# EXTRACTED ENTRIES
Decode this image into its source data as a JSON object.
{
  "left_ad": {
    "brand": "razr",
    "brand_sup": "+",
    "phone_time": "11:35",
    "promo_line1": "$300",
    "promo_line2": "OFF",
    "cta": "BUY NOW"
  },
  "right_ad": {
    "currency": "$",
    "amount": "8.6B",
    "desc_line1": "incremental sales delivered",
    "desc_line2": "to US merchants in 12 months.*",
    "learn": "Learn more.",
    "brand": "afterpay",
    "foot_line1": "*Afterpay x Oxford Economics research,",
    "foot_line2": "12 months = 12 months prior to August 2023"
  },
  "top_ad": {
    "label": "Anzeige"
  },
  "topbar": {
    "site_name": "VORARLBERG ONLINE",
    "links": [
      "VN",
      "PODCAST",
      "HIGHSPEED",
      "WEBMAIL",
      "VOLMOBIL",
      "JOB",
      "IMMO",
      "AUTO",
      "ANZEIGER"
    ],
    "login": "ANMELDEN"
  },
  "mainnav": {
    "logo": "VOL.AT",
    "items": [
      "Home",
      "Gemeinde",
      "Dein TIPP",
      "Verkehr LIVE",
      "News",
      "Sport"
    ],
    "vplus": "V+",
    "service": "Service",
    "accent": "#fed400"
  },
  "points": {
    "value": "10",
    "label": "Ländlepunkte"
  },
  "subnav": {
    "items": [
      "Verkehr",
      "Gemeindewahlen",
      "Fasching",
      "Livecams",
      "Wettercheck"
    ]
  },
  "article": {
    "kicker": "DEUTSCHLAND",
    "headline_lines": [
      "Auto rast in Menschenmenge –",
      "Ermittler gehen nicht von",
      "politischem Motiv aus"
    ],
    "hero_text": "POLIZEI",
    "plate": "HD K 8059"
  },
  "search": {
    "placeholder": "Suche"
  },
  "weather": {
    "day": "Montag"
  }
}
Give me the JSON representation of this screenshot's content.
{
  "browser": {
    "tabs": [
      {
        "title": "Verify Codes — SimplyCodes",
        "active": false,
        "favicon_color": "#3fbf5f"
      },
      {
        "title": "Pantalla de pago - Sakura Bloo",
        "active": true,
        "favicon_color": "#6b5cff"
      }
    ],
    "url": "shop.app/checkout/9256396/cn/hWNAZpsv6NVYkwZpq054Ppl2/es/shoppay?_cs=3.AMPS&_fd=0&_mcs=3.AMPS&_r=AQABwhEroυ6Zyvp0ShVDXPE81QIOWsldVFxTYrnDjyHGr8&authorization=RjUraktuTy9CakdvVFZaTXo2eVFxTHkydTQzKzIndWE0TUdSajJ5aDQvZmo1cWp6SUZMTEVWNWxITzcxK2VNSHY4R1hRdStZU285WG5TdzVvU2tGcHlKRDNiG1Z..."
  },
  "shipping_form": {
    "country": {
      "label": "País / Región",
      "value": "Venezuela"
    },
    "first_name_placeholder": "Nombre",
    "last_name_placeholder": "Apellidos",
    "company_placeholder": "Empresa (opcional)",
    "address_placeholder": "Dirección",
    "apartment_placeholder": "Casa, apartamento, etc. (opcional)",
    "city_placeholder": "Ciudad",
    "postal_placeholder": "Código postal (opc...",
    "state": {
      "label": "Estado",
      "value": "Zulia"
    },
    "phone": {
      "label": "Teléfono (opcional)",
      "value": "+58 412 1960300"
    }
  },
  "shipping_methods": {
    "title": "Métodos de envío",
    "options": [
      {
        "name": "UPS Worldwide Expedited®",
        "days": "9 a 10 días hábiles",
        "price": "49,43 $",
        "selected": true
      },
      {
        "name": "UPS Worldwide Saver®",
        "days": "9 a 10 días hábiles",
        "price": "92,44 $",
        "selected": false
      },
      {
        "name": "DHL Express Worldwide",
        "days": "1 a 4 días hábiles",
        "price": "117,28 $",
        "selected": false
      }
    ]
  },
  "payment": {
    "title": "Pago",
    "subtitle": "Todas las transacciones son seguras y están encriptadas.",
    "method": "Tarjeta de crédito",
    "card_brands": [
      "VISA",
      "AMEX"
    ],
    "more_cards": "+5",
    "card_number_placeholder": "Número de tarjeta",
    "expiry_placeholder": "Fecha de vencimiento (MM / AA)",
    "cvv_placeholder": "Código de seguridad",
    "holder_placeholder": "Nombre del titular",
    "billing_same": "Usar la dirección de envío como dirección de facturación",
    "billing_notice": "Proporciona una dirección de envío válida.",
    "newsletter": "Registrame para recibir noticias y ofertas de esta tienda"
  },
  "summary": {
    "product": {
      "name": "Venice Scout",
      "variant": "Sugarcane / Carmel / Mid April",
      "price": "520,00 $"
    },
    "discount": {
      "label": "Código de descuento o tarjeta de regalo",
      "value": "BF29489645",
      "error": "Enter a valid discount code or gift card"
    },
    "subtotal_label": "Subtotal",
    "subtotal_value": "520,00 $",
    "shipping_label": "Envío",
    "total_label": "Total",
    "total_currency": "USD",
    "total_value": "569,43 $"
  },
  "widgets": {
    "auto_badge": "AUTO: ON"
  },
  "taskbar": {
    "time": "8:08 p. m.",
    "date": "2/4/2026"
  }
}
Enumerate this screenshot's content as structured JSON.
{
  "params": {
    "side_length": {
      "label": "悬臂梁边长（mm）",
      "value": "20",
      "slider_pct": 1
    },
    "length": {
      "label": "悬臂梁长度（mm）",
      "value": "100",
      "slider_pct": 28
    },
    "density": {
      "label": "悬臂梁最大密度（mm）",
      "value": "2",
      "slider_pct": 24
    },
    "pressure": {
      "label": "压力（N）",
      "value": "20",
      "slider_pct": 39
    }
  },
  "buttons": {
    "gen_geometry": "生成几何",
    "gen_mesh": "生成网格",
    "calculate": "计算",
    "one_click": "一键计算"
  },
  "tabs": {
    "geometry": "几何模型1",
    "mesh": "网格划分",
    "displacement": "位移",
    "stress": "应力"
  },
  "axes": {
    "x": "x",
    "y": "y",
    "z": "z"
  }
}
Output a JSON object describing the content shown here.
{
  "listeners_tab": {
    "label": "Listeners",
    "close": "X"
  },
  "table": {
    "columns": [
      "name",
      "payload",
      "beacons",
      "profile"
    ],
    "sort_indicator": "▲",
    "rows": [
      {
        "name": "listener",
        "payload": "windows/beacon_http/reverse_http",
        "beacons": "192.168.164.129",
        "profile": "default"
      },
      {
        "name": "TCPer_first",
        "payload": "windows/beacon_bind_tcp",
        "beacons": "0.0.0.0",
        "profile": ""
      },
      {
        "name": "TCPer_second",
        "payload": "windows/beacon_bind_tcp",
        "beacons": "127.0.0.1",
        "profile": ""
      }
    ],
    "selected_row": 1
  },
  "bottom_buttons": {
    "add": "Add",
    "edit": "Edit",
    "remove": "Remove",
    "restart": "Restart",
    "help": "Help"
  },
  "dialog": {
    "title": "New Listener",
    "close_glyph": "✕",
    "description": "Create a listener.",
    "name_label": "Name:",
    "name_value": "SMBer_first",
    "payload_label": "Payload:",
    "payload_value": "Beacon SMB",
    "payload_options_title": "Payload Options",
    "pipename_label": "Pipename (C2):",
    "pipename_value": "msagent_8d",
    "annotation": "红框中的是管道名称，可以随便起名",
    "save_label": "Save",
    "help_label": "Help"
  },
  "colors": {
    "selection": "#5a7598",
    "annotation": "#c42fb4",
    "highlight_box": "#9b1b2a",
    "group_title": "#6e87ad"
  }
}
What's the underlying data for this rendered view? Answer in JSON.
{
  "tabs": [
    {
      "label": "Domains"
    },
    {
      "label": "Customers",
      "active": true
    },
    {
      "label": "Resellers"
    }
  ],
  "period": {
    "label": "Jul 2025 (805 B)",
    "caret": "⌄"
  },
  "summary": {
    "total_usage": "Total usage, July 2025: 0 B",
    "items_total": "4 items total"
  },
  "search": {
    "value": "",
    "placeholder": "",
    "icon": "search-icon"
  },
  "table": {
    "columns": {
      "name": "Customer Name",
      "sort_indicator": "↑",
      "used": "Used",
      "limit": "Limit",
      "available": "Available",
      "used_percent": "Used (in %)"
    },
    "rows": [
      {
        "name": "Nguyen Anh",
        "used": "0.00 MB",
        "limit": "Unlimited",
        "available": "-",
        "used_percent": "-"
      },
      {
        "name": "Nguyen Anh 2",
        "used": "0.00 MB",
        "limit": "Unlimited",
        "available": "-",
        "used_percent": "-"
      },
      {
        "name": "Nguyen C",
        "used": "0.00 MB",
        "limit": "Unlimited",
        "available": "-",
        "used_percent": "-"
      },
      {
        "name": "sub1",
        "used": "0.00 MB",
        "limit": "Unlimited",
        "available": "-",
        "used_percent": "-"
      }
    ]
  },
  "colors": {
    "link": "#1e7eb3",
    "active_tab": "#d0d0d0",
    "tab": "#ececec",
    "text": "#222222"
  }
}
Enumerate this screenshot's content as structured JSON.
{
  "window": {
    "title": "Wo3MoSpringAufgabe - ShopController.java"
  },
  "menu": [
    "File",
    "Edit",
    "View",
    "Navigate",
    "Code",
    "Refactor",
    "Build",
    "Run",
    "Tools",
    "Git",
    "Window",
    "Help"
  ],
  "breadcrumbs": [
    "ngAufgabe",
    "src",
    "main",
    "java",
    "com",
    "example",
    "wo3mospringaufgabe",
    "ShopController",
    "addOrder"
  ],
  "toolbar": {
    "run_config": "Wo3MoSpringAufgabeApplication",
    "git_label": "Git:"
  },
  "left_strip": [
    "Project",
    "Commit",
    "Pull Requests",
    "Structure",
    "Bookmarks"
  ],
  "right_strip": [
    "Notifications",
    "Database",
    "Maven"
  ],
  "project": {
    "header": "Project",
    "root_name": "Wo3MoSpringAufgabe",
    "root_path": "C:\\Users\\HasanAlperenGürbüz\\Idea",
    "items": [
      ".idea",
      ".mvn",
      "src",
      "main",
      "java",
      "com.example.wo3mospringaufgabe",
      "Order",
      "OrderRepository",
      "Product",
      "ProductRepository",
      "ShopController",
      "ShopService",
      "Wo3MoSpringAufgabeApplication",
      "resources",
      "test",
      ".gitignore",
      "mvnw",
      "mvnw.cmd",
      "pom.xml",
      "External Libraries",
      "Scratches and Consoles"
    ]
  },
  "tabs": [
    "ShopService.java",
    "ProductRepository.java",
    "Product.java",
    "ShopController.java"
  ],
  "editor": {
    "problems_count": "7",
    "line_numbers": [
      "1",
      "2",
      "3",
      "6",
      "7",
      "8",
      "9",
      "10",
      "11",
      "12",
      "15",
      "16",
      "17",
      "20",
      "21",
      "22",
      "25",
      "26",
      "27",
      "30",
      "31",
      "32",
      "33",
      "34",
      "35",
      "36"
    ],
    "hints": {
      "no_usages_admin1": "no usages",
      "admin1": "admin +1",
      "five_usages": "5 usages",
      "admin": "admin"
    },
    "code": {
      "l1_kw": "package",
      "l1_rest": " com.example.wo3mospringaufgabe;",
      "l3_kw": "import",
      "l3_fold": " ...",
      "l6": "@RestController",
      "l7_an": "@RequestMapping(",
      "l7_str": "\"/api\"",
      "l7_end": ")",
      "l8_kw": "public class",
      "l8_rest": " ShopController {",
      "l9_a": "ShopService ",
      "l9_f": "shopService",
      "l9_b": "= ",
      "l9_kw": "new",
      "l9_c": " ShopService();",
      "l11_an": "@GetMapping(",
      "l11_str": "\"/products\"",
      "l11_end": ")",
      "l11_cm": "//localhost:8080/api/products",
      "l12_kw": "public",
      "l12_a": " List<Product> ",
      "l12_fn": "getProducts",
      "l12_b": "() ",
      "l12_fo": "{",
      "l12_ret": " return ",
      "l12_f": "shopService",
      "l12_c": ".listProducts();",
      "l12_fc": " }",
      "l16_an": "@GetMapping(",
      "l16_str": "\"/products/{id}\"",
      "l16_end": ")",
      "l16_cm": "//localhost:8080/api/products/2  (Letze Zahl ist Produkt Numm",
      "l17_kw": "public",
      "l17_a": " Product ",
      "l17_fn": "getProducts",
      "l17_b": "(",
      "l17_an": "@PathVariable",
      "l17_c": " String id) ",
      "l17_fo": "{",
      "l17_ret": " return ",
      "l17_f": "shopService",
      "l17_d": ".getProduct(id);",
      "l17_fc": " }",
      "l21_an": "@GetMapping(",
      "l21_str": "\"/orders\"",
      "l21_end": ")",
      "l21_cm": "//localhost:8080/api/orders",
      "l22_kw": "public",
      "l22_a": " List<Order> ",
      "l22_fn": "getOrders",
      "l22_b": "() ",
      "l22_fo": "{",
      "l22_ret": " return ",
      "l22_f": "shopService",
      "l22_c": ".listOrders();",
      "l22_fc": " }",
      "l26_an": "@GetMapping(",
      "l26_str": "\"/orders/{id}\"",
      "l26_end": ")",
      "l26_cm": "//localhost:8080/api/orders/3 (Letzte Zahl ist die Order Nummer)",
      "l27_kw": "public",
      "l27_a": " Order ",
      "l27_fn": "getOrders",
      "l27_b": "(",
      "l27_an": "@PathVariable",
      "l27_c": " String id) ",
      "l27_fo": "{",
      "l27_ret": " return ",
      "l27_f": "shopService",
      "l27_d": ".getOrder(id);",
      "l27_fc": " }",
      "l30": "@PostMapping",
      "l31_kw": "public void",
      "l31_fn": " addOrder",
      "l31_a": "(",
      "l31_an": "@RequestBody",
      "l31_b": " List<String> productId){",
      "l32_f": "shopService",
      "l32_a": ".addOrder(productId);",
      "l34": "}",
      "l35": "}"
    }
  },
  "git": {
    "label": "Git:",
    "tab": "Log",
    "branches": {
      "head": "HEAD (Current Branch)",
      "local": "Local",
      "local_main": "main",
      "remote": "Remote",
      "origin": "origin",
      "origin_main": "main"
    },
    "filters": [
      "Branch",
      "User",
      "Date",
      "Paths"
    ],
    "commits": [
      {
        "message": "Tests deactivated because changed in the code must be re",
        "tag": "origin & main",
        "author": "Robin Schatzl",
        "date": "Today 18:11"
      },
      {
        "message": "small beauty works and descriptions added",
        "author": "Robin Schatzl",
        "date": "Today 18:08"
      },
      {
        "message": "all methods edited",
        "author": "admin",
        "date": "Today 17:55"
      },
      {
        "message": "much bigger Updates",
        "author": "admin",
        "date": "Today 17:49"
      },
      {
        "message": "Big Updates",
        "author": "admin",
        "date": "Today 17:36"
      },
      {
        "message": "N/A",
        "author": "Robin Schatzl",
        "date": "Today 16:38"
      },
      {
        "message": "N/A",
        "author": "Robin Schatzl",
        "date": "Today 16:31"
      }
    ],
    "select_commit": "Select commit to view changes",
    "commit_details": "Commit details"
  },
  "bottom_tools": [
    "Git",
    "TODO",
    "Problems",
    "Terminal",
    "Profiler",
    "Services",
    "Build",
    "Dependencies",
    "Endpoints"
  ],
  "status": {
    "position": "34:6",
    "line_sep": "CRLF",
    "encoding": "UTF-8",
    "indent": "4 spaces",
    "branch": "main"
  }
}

# TASK DIRECTIONS
Scan the material above for the string "productId" and return the lines that hold it.

# ANSWER TO THE PROBLEM
      "l31_b": " List<String> productId){",
      "l32_a": ".addOrder(productId);",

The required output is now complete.